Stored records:
---+---

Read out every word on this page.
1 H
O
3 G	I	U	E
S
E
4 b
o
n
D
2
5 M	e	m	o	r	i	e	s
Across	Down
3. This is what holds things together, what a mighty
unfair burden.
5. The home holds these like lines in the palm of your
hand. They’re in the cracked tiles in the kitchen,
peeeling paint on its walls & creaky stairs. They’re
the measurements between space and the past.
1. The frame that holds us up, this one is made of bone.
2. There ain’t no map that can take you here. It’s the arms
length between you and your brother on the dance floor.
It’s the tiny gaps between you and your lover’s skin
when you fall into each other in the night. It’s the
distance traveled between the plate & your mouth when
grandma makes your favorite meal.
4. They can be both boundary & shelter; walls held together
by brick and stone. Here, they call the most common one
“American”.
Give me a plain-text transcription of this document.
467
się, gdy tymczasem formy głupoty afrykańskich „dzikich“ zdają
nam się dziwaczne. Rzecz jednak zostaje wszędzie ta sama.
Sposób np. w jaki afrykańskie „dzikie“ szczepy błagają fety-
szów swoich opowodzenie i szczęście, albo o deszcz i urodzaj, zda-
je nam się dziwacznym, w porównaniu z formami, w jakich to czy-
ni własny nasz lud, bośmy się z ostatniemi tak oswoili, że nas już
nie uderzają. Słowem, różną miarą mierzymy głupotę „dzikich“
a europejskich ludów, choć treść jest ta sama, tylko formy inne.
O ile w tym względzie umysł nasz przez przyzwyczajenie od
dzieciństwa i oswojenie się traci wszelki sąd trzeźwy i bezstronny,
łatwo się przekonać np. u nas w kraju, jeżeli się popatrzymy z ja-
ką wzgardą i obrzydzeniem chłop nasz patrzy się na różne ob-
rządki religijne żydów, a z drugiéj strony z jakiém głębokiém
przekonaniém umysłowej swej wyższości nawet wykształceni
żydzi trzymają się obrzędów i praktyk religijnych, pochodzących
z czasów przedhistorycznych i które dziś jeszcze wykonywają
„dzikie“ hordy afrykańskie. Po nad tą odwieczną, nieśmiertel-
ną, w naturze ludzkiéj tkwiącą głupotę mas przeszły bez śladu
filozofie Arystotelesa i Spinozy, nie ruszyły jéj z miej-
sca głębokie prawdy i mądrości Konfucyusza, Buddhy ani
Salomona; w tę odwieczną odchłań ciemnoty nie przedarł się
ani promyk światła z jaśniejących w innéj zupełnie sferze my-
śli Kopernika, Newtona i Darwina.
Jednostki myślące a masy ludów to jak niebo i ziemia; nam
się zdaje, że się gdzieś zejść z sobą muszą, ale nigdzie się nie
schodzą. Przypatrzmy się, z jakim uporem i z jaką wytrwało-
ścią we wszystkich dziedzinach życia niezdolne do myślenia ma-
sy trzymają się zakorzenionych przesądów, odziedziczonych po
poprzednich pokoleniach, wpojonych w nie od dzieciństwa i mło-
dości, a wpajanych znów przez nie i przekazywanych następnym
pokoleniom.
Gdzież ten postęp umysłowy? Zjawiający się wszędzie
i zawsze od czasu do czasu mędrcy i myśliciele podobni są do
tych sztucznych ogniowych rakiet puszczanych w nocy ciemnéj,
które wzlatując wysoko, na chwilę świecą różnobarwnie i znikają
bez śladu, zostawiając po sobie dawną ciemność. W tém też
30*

---+---

### [AIM]
Pull out and copy each line containing the string "odwieczną".

### [ANSWER]
„dzikie“ hordy afrykańskie. Po nad tą odwieczną, nieśmiertel-
Salomona; w tę odwieczną odchłań ciemnoty nie przedarł się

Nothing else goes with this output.